[Exercise details]:
Every entry below should be repeated exactly; the pictures should not.

[Recorded data]
·····
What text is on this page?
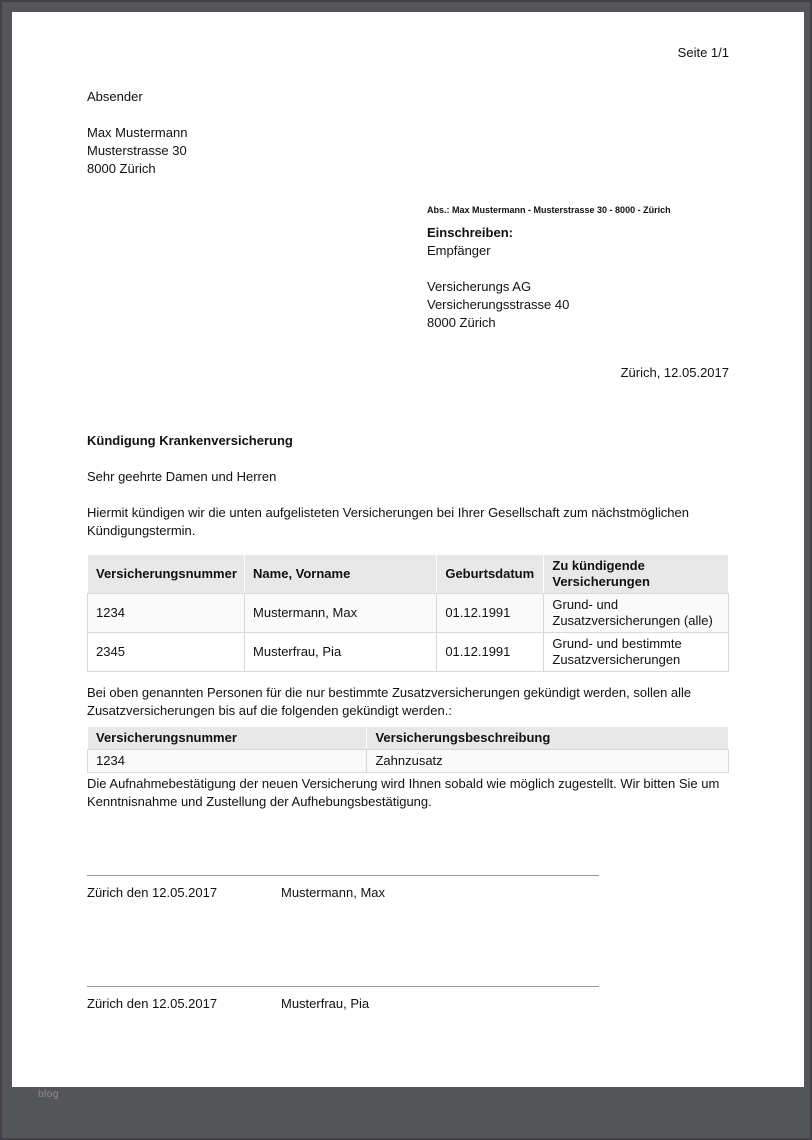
Seite 1/1
Absender
Max Mustermann
Musterstrasse 30
8000 Zürich
Abs.: Max Mustermann - Musterstrasse 30 - 8000 - Zürich
Einschreiben:
Empfänger
Versicherungs AG
Versicherungsstrasse 40
8000 Zürich
Zürich, 12.05.2017
Kündigung Krankenversicherung
Sehr geehrte Damen und Herren

Hiermit kündigen wir die unten aufgelisteten Versicherungen bei Ihrer Gesellschaft zum nächstmöglichen Kündigungstermin.

Versicherungsnummer	Name, Vorname	Geburtsdatum	Zu kündigende Versicherungen
1234	Mustermann, Max	01.12.1991	Grund- und Zusatzversicherungen (alle)
2345	Musterfrau, Pia	01.12.1991	Grund- und bestimmte Zusatzversicherungen

Bei oben genannten Personen für die nur bestimmte Zusatzversicherungen gekündigt werden, sollen alle Zusatzversicherungen bis auf die folgenden gekündigt werden.:

Versicherungsnummer	Versicherungsbeschreibung
1234	Zahnzusatz

Die Aufnahmebestätigung der neuen Versicherung wird Ihnen sobald wie möglich zugestellt. Wir bitten Sie um Kenntnisnahme und Zustellung der Aufhebungsbestätigung.

Zürich den 12.05.2017	Mustermann, Max
Zürich den 12.05.2017	Musterfrau, Pia
blog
·····
[Answer below]:
What text is on this page?
Seite 1/1
Absender
Max Mustermann
Musterstrasse 30
8000 Zürich
Abs.: Max Mustermann - Musterstrasse 30 - 8000 - Zürich
Einschreiben:
Empfänger
Versicherungs AG
Versicherungsstrasse 40
8000 Zürich
Zürich, 12.05.2017
Kündigung Krankenversicherung
Sehr geehrte Damen und Herren

Hiermit kündigen wir die unten aufgelisteten Versicherungen bei Ihrer Gesellschaft zum nächstmöglichen Kündigungstermin.

Versicherungsnummer	Name, Vorname	Geburtsdatum	Zu kündigende Versicherungen
1234	Mustermann, Max	01.12.1991	Grund- und Zusatzversicherungen (alle)
2345	Musterfrau, Pia	01.12.1991	Grund- und bestimmte Zusatzversicherungen

Bei oben genannten Personen für die nur bestimmte Zusatzversicherungen gekündigt werden, sollen alle Zusatzversicherungen bis auf die folgenden gekündigt werden.:

Versicherungsnummer	Versicherungsbeschreibung
1234	Zahnzusatz

Die Aufnahmebestätigung der neuen Versicherung wird Ihnen sobald wie möglich zugestellt. Wir bitten Sie um Kenntnisnahme und Zustellung der Aufhebungsbestätigung.

Zürich den 12.05.2017	Mustermann, Max
Zürich den 12.05.2017	Musterfrau, Pia
blog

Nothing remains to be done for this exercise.